───── The input

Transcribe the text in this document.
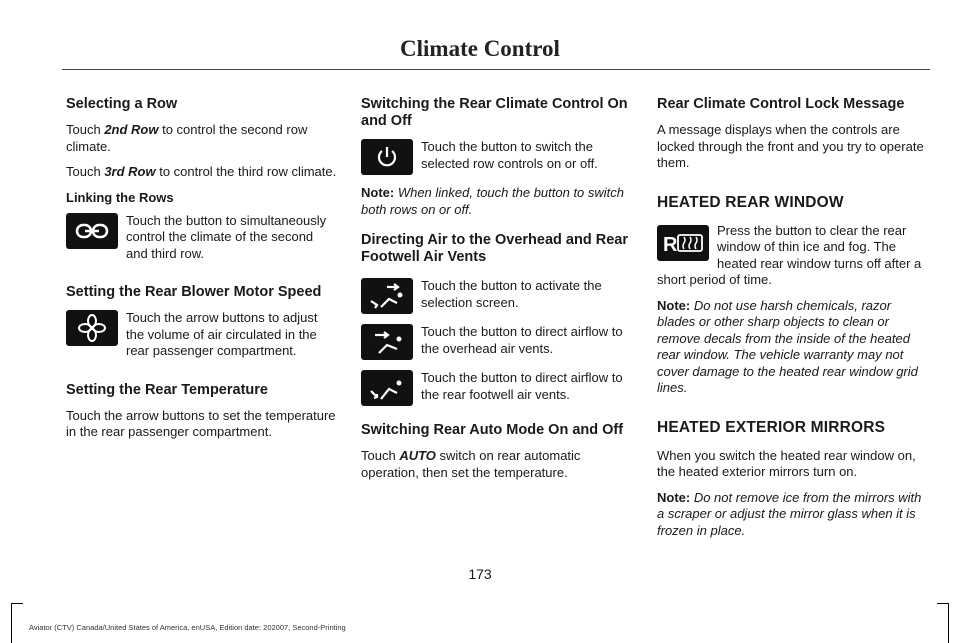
Climate Control
Selecting a Row
Touch 2nd Row to control the second row climate.
Touch 3rd Row to control the third row climate.
Linking the Rows
Touch the button to simultaneously control the climate of the second and third row.
Setting the Rear Blower Motor Speed
Touch the arrow buttons to adjust the volume of air circulated in the rear passenger compartment.
Setting the Rear Temperature
Touch the arrow buttons to set the temperature in the rear passenger compartment.
Switching the Rear Climate Control On and Off
Touch the button to switch the selected row controls on or off.
Note: When linked, touch the button to switch both rows on or off.
Directing Air to the Overhead and Rear Footwell Air Vents
Touch the button to activate the selection screen.
Touch the button to direct airflow to the overhead air vents.
Touch the button to direct airflow to the rear footwell air vents.
Switching Rear Auto Mode On and Off
Touch AUTO switch on rear automatic operation, then set the temperature.
Rear Climate Control Lock Message
A message displays when the controls are locked through the front and you try to operate them.
HEATED REAR WINDOW
R
Press the button to clear the rear window of thin ice and fog. The heated rear window turns off after a short period of time.
Note: Do not use harsh chemicals, razor blades or other sharp objects to clean or remove decals from the inside of the heated rear window. The vehicle warranty may not cover damage to the heated rear window grid lines.
HEATED EXTERIOR MIRRORS
When you switch the heated rear window on, the heated exterior mirrors turn on.
Note: Do not remove ice from the mirrors with a scraper or adjust the mirror glass when it is frozen in place.
173
Aviator (CTV) Canada/United States of America, enUSA, Edition date: 202007, Second-Printing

──────────

Required work: Copy every record character for character. Skip the pictures.

Correct answer:
Transcribe the text in this document.
Climate Control
Selecting a Row
Touch 2nd Row to control the second row climate.
Touch 3rd Row to control the third row climate.
Linking the Rows
Touch the button to simultaneously control the climate of the second and third row.
Setting the Rear Blower Motor Speed
Touch the arrow buttons to adjust the volume of air circulated in the rear passenger compartment.
Setting the Rear Temperature
Touch the arrow buttons to set the temperature in the rear passenger compartment.
Switching the Rear Climate Control On and Off
Touch the button to switch the selected row controls on or off.
Note: When linked, touch the button to switch both rows on or off.
Directing Air to the Overhead and Rear Footwell Air Vents
Touch the button to activate the selection screen.
Touch the button to direct airflow to the overhead air vents.
Touch the button to direct airflow to the rear footwell air vents.
Switching Rear Auto Mode On and Off
Touch AUTO switch on rear automatic operation, then set the temperature.
Rear Climate Control Lock Message
A message displays when the controls are locked through the front and you try to operate them.
HEATED REAR WINDOW
R
Press the button to clear the rear window of thin ice and fog. The heated rear window turns off after a short period of time.
Note: Do not use harsh chemicals, razor blades or other sharp objects to clean or remove decals from the inside of the heated rear window. The vehicle warranty may not cover damage to the heated rear window grid lines.
HEATED EXTERIOR MIRRORS
When you switch the heated rear window on, the heated exterior mirrors turn on.
Note: Do not remove ice from the mirrors with a scraper or adjust the mirror glass when it is frozen in place.
173
Aviator (CTV) Canada/United States of America, enUSA, Edition date: 202007, Second-Printing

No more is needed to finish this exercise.